=== Material for this exercise ===
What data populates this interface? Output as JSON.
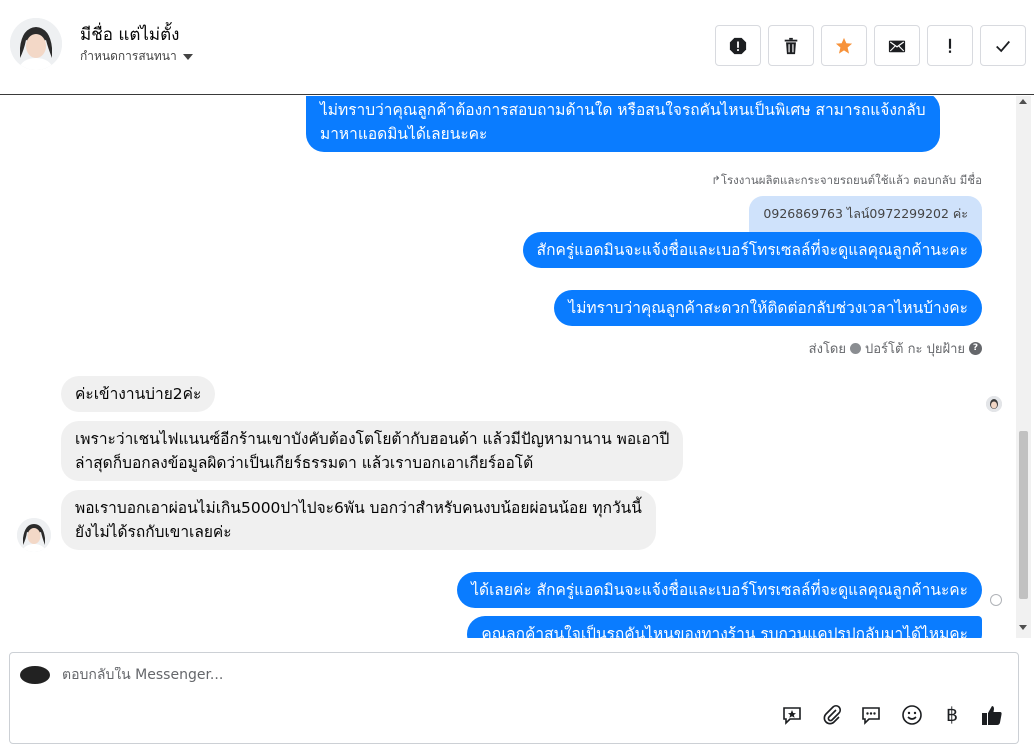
{
  "header": {
    "name": "มีชื่อ แต่ไม่ตั้ง",
    "subtitle": "กำหนดการสนทนา",
    "actions": [
      {
        "icon": "alert-octagon-icon",
        "label": "spam"
      },
      {
        "icon": "trash-icon",
        "label": "delete"
      },
      {
        "icon": "star-icon",
        "label": "star"
      },
      {
        "icon": "envelope-icon",
        "label": "mark unread"
      },
      {
        "icon": "exclamation-icon",
        "label": "follow up"
      },
      {
        "icon": "check-icon",
        "label": "done"
      }
    ],
    "colors": {
      "star": "#f7923a"
    }
  },
  "messages": {
    "m1_line1": "ไม่ทราบว่าคุณลูกค้าต้องการสอบถามด้านใด หรือสนใจรถคันไหนเป็นพิเศษ สามารถแจ้งกลับ",
    "m1_line2": "มาหาแอดมินได้เลยนะคะ",
    "reply_meta": "↱โรงงานผลิตและกระจายรถยนต์ใช้แล้ว ตอบกลับ มีชื่อ",
    "reply_quote": "0926869763 ไลน์0972299202 ค่ะ",
    "m2": "สักครู่แอดมินจะแจ้งชื่อและเบอร์โทรเซลล์ที่จะดูแลคุณลูกค้านะคะ",
    "m3": "ไม่ทราบว่าคุณลูกค้าสะดวกให้ติดต่อกลับช่วงเวลาไหนบ้างคะ",
    "sent_by_prefix": "ส่งโดย",
    "sent_by_name": "ปอร์โต้ กะ ปุยฝ้าย",
    "in1": "ค่ะเข้างานบ่าย2ค่ะ",
    "in2_line1": "เพราะว่าเชนไฟแนนซ์อีกร้านเขาบังคับต้องโตโยต้ากับฮอนด้า แล้วมีปัญหามานาน พอเอาปี",
    "in2_line2": "ล่าสุดก็บอกลงข้อมูลผิดว่าเป็นเกียร์ธรรมดา แล้วเราบอกเอาเกียร์ออโต้",
    "in3_line1": "พอเราบอกเอาผ่อนไม่เกิน5000ปาไปจะ6พัน บอกว่าสำหรับคนงบน้อยผ่อนน้อย   ทุกวันนี้",
    "in3_line2": "ยังไม่ได้รถกับเขาเลยค่ะ",
    "m4": "ได้เลยค่ะ สักครู่แอดมินจะแจ้งชื่อและเบอร์โทรเซลล์ที่จะดูแลคุณลูกค้านะคะ",
    "m5_partial": "คุณลูกค้าสนใจเป็นรถคันไหนของทางร้าน รบกวนแคปรูปกลับมาได้ไหมคะ"
  },
  "composer": {
    "placeholder": "ตอบกลับใน Messenger...",
    "tools": [
      "saved-reply-icon",
      "attachment-icon",
      "chat-bubbles-icon",
      "emoji-icon",
      "baht-icon",
      "thumbs-up-icon"
    ],
    "baht_symbol": "฿"
  },
  "colors": {
    "outgoing_bubble": "#0a7cff",
    "incoming_bubble": "#f0f0f0",
    "reply_quote": "#cfe2fb"
  }
}
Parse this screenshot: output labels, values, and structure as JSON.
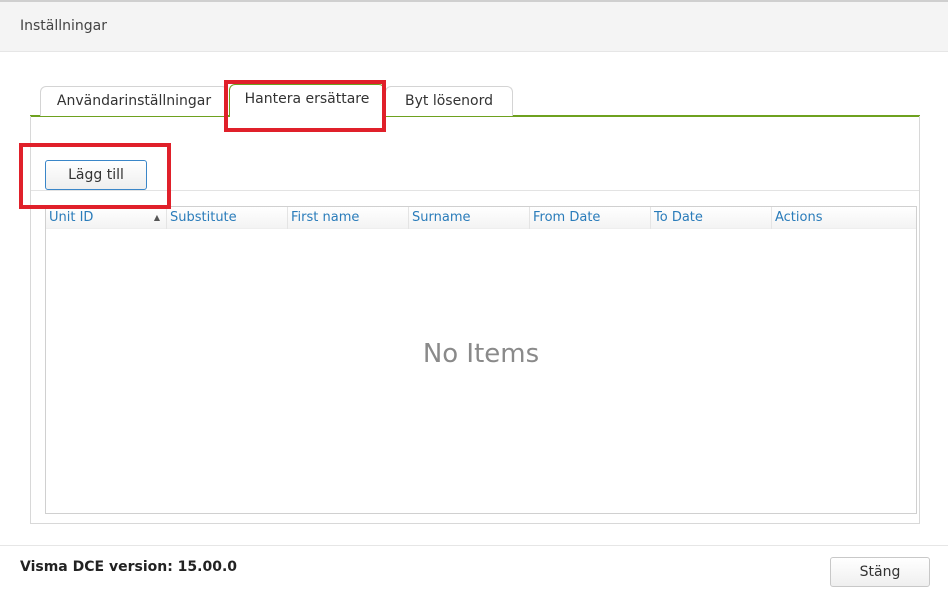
{
  "header": {
    "title": "Inställningar"
  },
  "tabs": [
    {
      "label": "Användarinställningar",
      "active": false
    },
    {
      "label": "Hantera ersättare",
      "active": true
    },
    {
      "label": "Byt lösenord",
      "active": false
    }
  ],
  "toolbar": {
    "add_label": "Lägg till"
  },
  "grid": {
    "columns": [
      "Unit ID",
      "Substitute",
      "First name",
      "Surname",
      "From Date",
      "To Date",
      "Actions"
    ],
    "sorted_column": "Unit ID",
    "sort_direction": "ascending",
    "empty_text": "No Items"
  },
  "footer": {
    "version": "Visma DCE version: 15.00.0",
    "close_label": "Stäng"
  },
  "colors": {
    "accent_green": "#6ea11f",
    "link_blue": "#2a7cba",
    "highlight_red": "#e0202a"
  }
}
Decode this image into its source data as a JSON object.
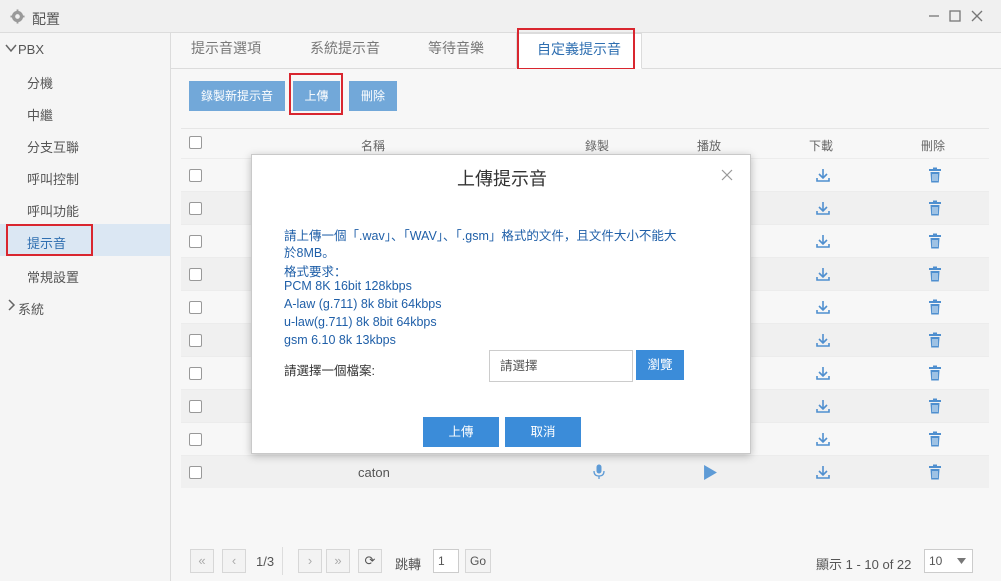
{
  "window": {
    "title": "配置"
  },
  "sidebar": {
    "groups": [
      {
        "label": "PBX"
      },
      {
        "label": "系統"
      }
    ],
    "items": [
      {
        "label": "分機"
      },
      {
        "label": "中繼"
      },
      {
        "label": "分支互聯"
      },
      {
        "label": "呼叫控制"
      },
      {
        "label": "呼叫功能"
      },
      {
        "label": "提示音"
      },
      {
        "label": "常規設置"
      }
    ]
  },
  "tabs": [
    {
      "label": "提示音選項"
    },
    {
      "label": "系統提示音"
    },
    {
      "label": "等待音樂"
    },
    {
      "label": "自定義提示音"
    }
  ],
  "toolbar": {
    "record_label": "錄製新提示音",
    "upload_label": "上傳",
    "delete_label": "刪除"
  },
  "table": {
    "columns": [
      "名稱",
      "錄製",
      "播放",
      "下載",
      "刪除"
    ],
    "last_row_name": "caton"
  },
  "pager": {
    "page_info": "1/3",
    "jump_label": "跳轉",
    "jump_value": "1",
    "go_label": "Go",
    "display_info": "顯示 1 - 10 of 22",
    "page_size": "10"
  },
  "modal": {
    "title": "上傳提示音",
    "info_line1": "請上傳一個「.wav」、「WAV」、「.gsm」格式的文件，且文件大小不能大",
    "info_line2": "於8MB。",
    "format_title": "格式要求：",
    "formats": [
      "PCM 8K 16bit 128kbps",
      "A-law  (g.711) 8k 8bit 64kbps",
      "u-law(g.711) 8k 8bit 64kbps",
      "gsm 6.10 8k 13kbps"
    ],
    "file_label": "請選擇一個檔案:",
    "file_placeholder": "請選擇",
    "browse_label": "瀏覽",
    "upload_label": "上傳",
    "cancel_label": "取消"
  },
  "colors": {
    "accent": "#3b8cd9",
    "light_button": "#72a8d9",
    "highlight": "#d9262f",
    "info_text": "#1f5fa8"
  }
}
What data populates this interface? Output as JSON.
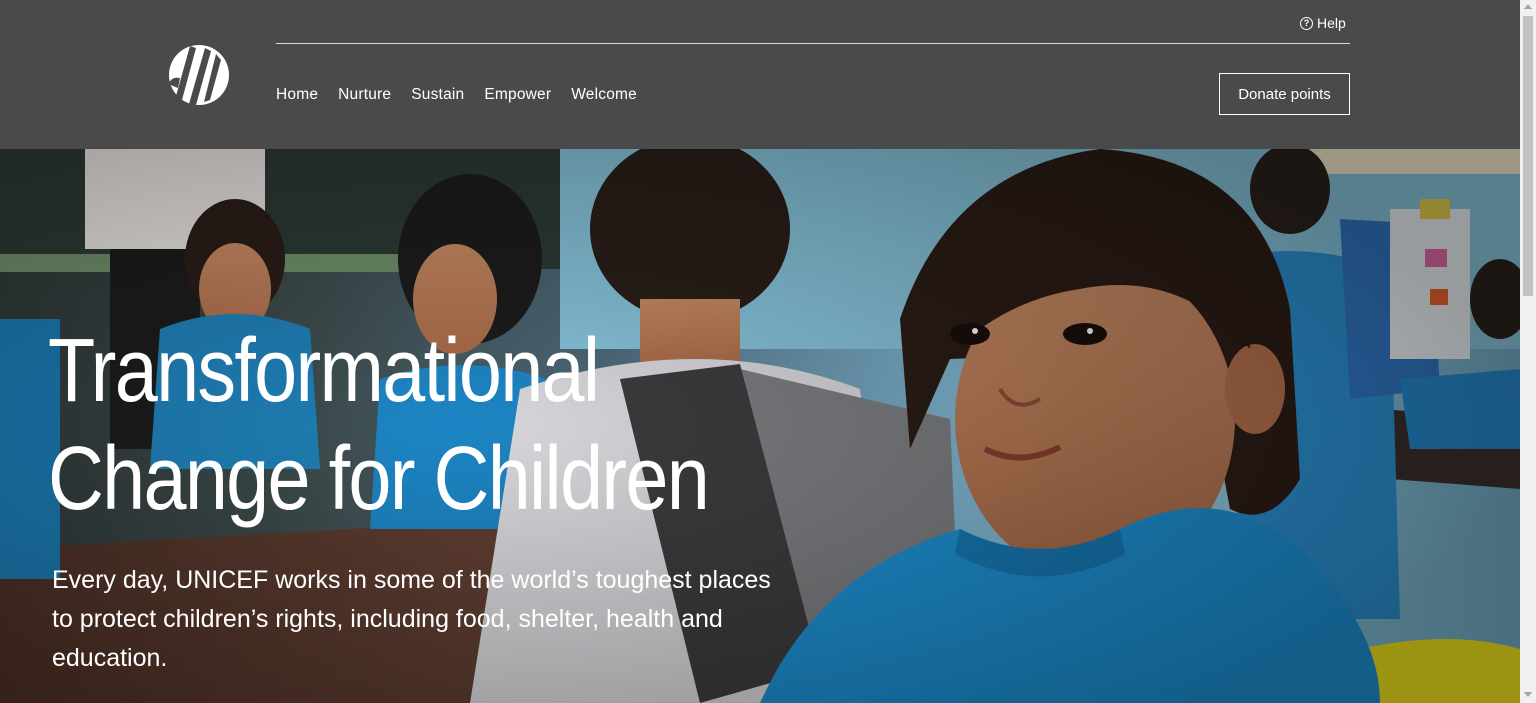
{
  "header": {
    "help_label": "Help",
    "nav": [
      "Home",
      "Nurture",
      "Sustain",
      "Empower",
      "Welcome"
    ],
    "donate_label": "Donate points"
  },
  "hero": {
    "title_line1": "Transformational",
    "title_line2": "Change for Children",
    "subtitle": "Every day, UNICEF works in some of the world’s toughest places to protect children’s rights, including food, shelter, health and education."
  },
  "colors": {
    "header_bg": "#4a4a4a",
    "shirt_blue": "#1d8fd1"
  }
}
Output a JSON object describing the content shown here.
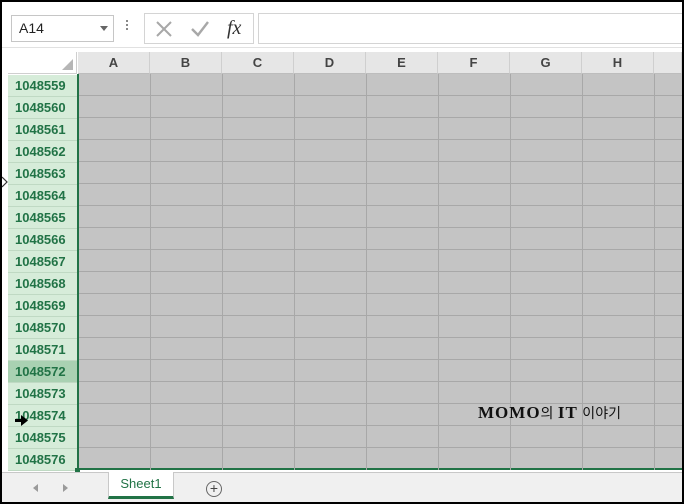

=== What you are asked to do ===
Return the records exactly. Don't carry the pictures over.

=== Task answer ===
What data populates this interface? Output as JSON.
{
  "header": {
    "name": "มีชื่อ แต่ไม่ตั้ง",
    "subtitle": "กำหนดการสนทนา",
    "actions": [
      {
        "icon": "alert-octagon-icon",
        "label": "spam"
      },
      {
        "icon": "trash-icon",
        "label": "delete"
      },
      {
        "icon": "star-icon",
        "label": "star"
      },
      {
        "icon": "envelope-icon",
        "label": "mark unread"
      },
      {
        "icon": "exclamation-icon",
        "label": "follow up"
      },
      {
        "icon": "check-icon",
        "label": "done"
      }
    ],
    "colors": {
      "star": "#f7923a"
    }
  },
  "messages": {
    "m1_line1": "ไม่ทราบว่าคุณลูกค้าต้องการสอบถามด้านใด หรือสนใจรถคันไหนเป็นพิเศษ สามารถแจ้งกลับ",
    "m1_line2": "มาหาแอดมินได้เลยนะคะ",
    "reply_meta": "↱โรงงานผลิตและกระจายรถยนต์ใช้แล้ว ตอบกลับ มีชื่อ",
    "reply_quote": "0926869763 ไลน์0972299202 ค่ะ",
    "m2": "สักครู่แอดมินจะแจ้งชื่อและเบอร์โทรเซลล์ที่จะดูแลคุณลูกค้านะคะ",
    "m3": "ไม่ทราบว่าคุณลูกค้าสะดวกให้ติดต่อกลับช่วงเวลาไหนบ้างคะ",
    "sent_by_prefix": "ส่งโดย",
    "sent_by_name": "ปอร์โต้ กะ ปุยฝ้าย",
    "in1": "ค่ะเข้างานบ่าย2ค่ะ",
    "in2_line1": "เพราะว่าเชนไฟแนนซ์อีกร้านเขาบังคับต้องโตโยต้ากับฮอนด้า แล้วมีปัญหามานาน พอเอาปี",
    "in2_line2": "ล่าสุดก็บอกลงข้อมูลผิดว่าเป็นเกียร์ธรรมดา แล้วเราบอกเอาเกียร์ออโต้",
    "in3_line1": "พอเราบอกเอาผ่อนไม่เกิน5000ปาไปจะ6พัน บอกว่าสำหรับคนงบน้อยผ่อนน้อย   ทุกวันนี้",
    "in3_line2": "ยังไม่ได้รถกับเขาเลยค่ะ",
    "m4": "ได้เลยค่ะ สักครู่แอดมินจะแจ้งชื่อและเบอร์โทรเซลล์ที่จะดูแลคุณลูกค้านะคะ",
    "m5_partial": "คุณลูกค้าสนใจเป็นรถคันไหนของทางร้าน รบกวนแคปรูปกลับมาได้ไหมคะ"
  },
  "composer": {
    "placeholder": "ตอบกลับใน Messenger...",
    "tools": [
      "saved-reply-icon",
      "attachment-icon",
      "chat-bubbles-icon",
      "emoji-icon",
      "baht-icon",
      "thumbs-up-icon"
    ],
    "baht_symbol": "฿"
  },
  "colors": {
    "outgoing_bubble": "#0a7cff",
    "incoming_bubble": "#f0f0f0",
    "reply_quote": "#cfe2fb"
  }
}
Parse this screenshot: output labels, values, and structure as JSON.
{
  "header": {
    "title": "Inställningar"
  },
  "tabs": [
    {
      "label": "Användarinställningar",
      "active": false
    },
    {
      "label": "Hantera ersättare",
      "active": true
    },
    {
      "label": "Byt lösenord",
      "active": false
    }
  ],
  "toolbar": {
    "add_label": "Lägg till"
  },
  "grid": {
    "columns": [
      "Unit ID",
      "Substitute",
      "First name",
      "Surname",
      "From Date",
      "To Date",
      "Actions"
    ],
    "sorted_column": "Unit ID",
    "sort_direction": "ascending",
    "empty_text": "No Items"
  },
  "footer": {
    "version": "Visma DCE version: 15.00.0",
    "close_label": "Stäng"
  },
  "colors": {
    "accent_green": "#6ea11f",
    "link_blue": "#2a7cba",
    "highlight_red": "#e0202a"
  }
}
Decode this image into its source data as a JSON object.
{
  "window": {
    "title": "配置"
  },
  "sidebar": {
    "groups": [
      {
        "label": "PBX"
      },
      {
        "label": "系統"
      }
    ],
    "items": [
      {
        "label": "分機"
      },
      {
        "label": "中繼"
      },
      {
        "label": "分支互聯"
      },
      {
        "label": "呼叫控制"
      },
      {
        "label": "呼叫功能"
      },
      {
        "label": "提示音"
      },
      {
        "label": "常規設置"
      }
    ]
  },
  "tabs": [
    {
      "label": "提示音選項"
    },
    {
      "label": "系統提示音"
    },
    {
      "label": "等待音樂"
    },
    {
      "label": "自定義提示音"
    }
  ],
  "toolbar": {
    "record_label": "錄製新提示音",
    "upload_label": "上傳",
    "delete_label": "刪除"
  },
  "table": {
    "columns": [
      "名稱",
      "錄製",
      "播放",
      "下載",
      "刪除"
    ],
    "last_row_name": "caton"
  },
  "pager": {
    "page_info": "1/3",
    "jump_label": "跳轉",
    "jump_value": "1",
    "go_label": "Go",
    "display_info": "顯示 1 - 10 of 22",
    "page_size": "10"
  },
  "modal": {
    "title": "上傳提示音",
    "info_line1": "請上傳一個「.wav」、「WAV」、「.gsm」格式的文件，且文件大小不能大",
    "info_line2": "於8MB。",
    "format_title": "格式要求：",
    "formats": [
      "PCM 8K 16bit 128kbps",
      "A-law  (g.711) 8k 8bit 64kbps",
      "u-law(g.711) 8k 8bit 64kbps",
      "gsm 6.10 8k 13kbps"
    ],
    "file_label": "請選擇一個檔案:",
    "file_placeholder": "請選擇",
    "browse_label": "瀏覽",
    "upload_label": "上傳",
    "cancel_label": "取消"
  },
  "colors": {
    "accent": "#3b8cd9",
    "light_button": "#72a8d9",
    "highlight": "#d9262f",
    "info_text": "#1f5fa8"
  }
}
What data populates this interface? Output as JSON.
{
  "header": {
    "help_label": "Help",
    "nav": [
      "Home",
      "Nurture",
      "Sustain",
      "Empower",
      "Welcome"
    ],
    "donate_label": "Donate points"
  },
  "hero": {
    "title_line1": "Transformational",
    "title_line2": "Change for Children",
    "subtitle": "Every day, UNICEF works in some of the world’s toughest places to protect children’s rights, including food, shelter, health and education."
  },
  "colors": {
    "header_bg": "#4a4a4a",
    "shirt_blue": "#1d8fd1"
  }
}
Output a JSON object describing the content shown here.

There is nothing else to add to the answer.